PROMPT: Format the listing as a numbered list with blank lines omitted, beginning at its first line and running through the line containing "x-tick-label: 14:08 — [386, 403, 415, 414]", both ends included.

══ INFORMATION GIVEN

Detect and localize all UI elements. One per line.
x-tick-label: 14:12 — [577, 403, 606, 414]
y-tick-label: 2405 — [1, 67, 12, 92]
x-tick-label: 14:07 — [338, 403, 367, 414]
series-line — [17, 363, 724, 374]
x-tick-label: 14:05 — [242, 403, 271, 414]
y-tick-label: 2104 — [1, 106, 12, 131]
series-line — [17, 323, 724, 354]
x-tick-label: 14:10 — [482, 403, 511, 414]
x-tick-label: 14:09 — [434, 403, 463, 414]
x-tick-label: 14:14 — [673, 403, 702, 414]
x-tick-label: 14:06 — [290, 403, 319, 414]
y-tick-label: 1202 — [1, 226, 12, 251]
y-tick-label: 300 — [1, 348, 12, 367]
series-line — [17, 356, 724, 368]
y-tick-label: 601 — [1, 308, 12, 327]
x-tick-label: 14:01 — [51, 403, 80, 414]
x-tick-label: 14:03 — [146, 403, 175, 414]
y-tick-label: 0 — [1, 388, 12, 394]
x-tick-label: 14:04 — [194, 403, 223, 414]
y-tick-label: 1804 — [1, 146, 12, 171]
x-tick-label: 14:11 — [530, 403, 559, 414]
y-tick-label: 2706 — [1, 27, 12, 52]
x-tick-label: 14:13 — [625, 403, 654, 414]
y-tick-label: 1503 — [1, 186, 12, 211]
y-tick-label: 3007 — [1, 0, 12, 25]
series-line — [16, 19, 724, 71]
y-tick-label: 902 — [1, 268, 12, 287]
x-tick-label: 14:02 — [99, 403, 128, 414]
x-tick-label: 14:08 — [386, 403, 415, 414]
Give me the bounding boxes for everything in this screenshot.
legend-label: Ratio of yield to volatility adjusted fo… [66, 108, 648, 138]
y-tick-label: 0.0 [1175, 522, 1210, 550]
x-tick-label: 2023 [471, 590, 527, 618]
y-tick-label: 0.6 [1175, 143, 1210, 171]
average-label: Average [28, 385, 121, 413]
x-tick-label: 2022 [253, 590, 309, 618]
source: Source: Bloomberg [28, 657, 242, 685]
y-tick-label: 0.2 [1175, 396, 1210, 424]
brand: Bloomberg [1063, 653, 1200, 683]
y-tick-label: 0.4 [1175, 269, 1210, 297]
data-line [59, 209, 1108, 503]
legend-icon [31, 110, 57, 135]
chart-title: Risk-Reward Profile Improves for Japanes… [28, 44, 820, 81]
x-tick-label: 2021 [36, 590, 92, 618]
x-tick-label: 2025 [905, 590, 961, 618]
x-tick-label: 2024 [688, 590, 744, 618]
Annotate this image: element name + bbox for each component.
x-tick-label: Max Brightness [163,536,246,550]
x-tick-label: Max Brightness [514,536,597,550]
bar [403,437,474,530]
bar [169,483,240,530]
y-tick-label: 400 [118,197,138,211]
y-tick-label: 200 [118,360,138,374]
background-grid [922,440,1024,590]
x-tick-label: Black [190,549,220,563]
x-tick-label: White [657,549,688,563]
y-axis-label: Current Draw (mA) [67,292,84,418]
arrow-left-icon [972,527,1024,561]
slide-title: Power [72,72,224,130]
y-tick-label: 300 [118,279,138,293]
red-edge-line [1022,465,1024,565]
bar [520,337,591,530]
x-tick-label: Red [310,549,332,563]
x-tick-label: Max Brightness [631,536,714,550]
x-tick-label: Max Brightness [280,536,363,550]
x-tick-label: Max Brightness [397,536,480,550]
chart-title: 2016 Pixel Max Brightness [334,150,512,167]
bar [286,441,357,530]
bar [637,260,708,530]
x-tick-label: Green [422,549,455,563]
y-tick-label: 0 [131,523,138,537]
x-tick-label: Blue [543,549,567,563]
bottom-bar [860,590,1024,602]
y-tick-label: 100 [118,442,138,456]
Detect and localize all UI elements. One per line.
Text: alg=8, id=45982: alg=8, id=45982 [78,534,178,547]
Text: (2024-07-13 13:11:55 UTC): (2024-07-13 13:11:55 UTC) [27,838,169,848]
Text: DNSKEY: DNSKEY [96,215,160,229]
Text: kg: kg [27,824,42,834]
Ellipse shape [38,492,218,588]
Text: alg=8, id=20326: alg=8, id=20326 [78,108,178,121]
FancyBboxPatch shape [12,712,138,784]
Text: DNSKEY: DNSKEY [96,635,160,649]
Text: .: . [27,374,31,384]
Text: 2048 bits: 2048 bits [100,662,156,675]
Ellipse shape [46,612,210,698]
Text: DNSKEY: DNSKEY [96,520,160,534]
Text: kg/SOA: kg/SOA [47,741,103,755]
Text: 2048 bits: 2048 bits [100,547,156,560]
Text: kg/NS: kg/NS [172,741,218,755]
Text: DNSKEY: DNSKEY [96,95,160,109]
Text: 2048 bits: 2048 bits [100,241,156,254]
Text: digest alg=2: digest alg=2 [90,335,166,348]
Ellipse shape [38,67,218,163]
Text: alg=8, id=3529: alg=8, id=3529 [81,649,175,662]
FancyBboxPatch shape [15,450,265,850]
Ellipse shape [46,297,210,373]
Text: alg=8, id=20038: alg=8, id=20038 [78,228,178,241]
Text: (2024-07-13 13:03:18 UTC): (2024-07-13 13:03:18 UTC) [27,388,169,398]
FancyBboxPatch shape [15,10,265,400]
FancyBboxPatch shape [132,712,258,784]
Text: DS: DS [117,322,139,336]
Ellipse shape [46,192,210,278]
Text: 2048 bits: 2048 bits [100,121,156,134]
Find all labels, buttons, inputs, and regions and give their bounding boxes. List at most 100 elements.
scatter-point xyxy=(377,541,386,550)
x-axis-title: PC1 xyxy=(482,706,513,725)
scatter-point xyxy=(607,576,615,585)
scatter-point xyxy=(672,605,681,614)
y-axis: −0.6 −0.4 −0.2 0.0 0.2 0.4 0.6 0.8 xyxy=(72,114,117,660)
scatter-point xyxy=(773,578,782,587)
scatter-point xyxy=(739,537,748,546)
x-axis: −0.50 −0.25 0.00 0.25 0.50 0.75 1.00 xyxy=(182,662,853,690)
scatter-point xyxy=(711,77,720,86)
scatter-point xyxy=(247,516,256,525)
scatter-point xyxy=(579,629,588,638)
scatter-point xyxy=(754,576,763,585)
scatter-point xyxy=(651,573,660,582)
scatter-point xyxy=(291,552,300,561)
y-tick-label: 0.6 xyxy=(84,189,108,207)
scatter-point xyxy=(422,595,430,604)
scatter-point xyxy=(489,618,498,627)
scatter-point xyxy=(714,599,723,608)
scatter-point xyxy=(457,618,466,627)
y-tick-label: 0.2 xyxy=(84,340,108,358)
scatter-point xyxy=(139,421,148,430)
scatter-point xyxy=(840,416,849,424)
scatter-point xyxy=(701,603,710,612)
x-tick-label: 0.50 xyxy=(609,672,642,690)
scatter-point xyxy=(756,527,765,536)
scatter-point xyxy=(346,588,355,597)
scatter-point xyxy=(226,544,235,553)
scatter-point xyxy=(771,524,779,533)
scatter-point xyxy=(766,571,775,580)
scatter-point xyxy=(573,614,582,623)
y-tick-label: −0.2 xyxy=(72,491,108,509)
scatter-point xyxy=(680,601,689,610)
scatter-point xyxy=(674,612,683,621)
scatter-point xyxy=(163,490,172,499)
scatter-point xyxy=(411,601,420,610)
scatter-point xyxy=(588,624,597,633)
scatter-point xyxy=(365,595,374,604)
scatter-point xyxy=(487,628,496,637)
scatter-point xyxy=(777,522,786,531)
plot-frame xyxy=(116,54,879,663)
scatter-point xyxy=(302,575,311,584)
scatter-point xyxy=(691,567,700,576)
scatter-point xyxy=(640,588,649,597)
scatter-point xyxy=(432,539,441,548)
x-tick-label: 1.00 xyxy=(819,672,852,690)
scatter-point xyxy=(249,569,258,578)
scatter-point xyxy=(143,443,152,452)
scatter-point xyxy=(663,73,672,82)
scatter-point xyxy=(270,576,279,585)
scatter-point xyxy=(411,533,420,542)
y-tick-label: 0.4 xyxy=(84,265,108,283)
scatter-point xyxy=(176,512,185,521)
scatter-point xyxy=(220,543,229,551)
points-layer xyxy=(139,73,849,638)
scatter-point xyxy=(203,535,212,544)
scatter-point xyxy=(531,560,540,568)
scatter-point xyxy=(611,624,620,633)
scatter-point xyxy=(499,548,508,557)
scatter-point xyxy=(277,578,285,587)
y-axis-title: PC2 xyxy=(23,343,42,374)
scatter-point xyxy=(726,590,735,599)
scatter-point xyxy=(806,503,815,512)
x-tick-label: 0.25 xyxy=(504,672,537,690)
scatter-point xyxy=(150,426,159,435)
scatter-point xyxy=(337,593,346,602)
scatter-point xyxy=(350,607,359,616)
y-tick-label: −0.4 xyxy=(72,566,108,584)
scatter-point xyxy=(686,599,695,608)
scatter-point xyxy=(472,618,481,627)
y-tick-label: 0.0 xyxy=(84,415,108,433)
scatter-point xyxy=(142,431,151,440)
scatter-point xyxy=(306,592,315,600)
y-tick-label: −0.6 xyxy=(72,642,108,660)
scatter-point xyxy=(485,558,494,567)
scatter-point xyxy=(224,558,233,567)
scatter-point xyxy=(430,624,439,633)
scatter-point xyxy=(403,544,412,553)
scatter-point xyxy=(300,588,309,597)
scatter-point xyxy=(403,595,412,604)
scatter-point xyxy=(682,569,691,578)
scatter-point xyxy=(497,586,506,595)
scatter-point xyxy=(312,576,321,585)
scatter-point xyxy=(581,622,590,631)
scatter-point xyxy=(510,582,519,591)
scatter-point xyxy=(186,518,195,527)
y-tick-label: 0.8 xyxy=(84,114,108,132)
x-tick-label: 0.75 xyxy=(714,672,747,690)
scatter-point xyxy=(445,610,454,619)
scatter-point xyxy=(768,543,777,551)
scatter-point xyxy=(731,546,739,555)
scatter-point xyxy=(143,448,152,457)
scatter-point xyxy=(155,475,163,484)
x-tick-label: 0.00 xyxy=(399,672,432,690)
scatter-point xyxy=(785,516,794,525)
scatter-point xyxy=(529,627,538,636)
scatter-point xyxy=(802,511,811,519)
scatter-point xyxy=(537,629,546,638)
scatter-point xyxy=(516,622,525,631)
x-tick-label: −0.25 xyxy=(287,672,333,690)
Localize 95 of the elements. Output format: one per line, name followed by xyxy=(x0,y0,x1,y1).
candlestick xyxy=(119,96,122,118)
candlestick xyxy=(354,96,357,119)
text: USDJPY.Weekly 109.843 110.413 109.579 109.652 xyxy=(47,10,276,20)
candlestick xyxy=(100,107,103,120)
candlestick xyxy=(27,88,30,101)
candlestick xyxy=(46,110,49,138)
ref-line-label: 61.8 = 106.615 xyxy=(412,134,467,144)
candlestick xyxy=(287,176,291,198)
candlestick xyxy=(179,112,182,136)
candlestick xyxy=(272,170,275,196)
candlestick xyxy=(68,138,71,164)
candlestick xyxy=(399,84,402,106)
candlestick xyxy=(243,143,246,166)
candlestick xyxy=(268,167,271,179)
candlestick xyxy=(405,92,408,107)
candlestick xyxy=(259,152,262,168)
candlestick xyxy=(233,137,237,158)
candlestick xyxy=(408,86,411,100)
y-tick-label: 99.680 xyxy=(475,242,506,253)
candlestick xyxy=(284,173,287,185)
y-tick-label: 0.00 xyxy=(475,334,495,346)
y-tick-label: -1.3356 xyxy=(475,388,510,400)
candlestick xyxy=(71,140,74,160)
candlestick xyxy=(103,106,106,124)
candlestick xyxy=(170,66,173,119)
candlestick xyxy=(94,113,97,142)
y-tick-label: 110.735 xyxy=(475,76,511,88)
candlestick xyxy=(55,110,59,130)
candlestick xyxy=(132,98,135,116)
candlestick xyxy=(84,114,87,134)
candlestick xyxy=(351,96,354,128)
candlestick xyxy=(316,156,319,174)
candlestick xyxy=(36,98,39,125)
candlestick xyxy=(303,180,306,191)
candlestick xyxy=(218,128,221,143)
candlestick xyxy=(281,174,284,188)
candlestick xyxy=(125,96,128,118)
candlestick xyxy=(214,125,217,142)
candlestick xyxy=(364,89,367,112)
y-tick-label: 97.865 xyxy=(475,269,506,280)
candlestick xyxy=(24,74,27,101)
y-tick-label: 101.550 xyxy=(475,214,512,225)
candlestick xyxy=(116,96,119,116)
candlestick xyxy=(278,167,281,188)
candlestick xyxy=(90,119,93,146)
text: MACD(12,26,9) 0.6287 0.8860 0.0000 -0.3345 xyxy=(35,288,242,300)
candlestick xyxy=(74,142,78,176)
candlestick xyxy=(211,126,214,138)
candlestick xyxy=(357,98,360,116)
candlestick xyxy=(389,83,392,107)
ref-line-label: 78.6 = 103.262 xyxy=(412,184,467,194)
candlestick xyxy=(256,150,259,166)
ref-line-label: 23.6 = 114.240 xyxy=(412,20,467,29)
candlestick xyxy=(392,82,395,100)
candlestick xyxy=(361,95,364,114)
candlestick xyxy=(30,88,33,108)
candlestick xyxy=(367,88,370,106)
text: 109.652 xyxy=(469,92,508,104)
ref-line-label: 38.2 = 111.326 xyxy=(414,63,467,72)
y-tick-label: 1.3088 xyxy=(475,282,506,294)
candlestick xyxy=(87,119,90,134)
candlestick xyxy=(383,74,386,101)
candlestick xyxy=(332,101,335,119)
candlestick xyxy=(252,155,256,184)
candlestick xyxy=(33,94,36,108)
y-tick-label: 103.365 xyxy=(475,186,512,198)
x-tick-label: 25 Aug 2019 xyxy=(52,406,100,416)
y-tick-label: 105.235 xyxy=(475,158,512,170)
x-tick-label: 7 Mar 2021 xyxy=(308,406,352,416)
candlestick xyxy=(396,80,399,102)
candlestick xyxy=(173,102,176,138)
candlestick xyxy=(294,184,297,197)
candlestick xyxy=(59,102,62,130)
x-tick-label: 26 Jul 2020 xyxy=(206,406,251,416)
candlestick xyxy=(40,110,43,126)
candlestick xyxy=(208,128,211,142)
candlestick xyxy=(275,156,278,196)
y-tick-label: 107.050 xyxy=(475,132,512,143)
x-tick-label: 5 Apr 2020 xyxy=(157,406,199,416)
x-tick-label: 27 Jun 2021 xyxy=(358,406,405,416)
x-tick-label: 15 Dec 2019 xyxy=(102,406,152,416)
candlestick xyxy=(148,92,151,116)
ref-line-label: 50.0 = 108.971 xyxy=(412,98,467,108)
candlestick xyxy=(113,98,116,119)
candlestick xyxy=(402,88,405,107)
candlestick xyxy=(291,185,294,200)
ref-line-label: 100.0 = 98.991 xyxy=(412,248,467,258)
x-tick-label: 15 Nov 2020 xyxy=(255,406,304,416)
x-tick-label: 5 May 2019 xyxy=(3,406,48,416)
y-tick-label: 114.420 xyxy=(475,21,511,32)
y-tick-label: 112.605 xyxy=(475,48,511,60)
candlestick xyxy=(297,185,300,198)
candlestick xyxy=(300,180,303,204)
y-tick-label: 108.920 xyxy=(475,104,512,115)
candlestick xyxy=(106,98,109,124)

════

RESULT:
1. Detect and localize all UI elements. One per line.
2. x-tick-label: 14:12 — [577, 403, 606, 414]
3. y-tick-label: 2405 — [1, 67, 12, 92]
4. x-tick-label: 14:07 — [338, 403, 367, 414]
5. series-line — [17, 363, 724, 374]
6. x-tick-label: 14:05 — [242, 403, 271, 414]
7. y-tick-label: 2104 — [1, 106, 12, 131]
8. series-line — [17, 323, 724, 354]
9. x-tick-label: 14:10 — [482, 403, 511, 414]
10. x-tick-label: 14:09 — [434, 403, 463, 414]
11. x-tick-label: 14:14 — [673, 403, 702, 414]
12. x-tick-label: 14:06 — [290, 403, 319, 414]
13. y-tick-label: 1202 — [1, 226, 12, 251]
14. y-tick-label: 300 — [1, 348, 12, 367]
15. series-line — [17, 356, 724, 368]
16. y-tick-label: 601 — [1, 308, 12, 327]
17. x-tick-label: 14:01 — [51, 403, 80, 414]
18. x-tick-label: 14:03 — [146, 403, 175, 414]
19. y-tick-label: 0 — [1, 388, 12, 394]
20. x-tick-label: 14:04 — [194, 403, 223, 414]
21. y-tick-label: 1804 — [1, 146, 12, 171]
22. x-tick-label: 14:11 — [530, 403, 559, 414]
23. y-tick-label: 2706 — [1, 27, 12, 52]
24. x-tick-label: 14:13 — [625, 403, 654, 414]
25. y-tick-label: 1503 — [1, 186, 12, 211]
26. y-tick-label: 3007 — [1, 0, 12, 25]
27. series-line — [16, 19, 724, 71]
28. y-tick-label: 902 — [1, 268, 12, 287]
29. x-tick-label: 14:02 — [99, 403, 128, 414]
30. x-tick-label: 14:08 — [386, 403, 415, 414]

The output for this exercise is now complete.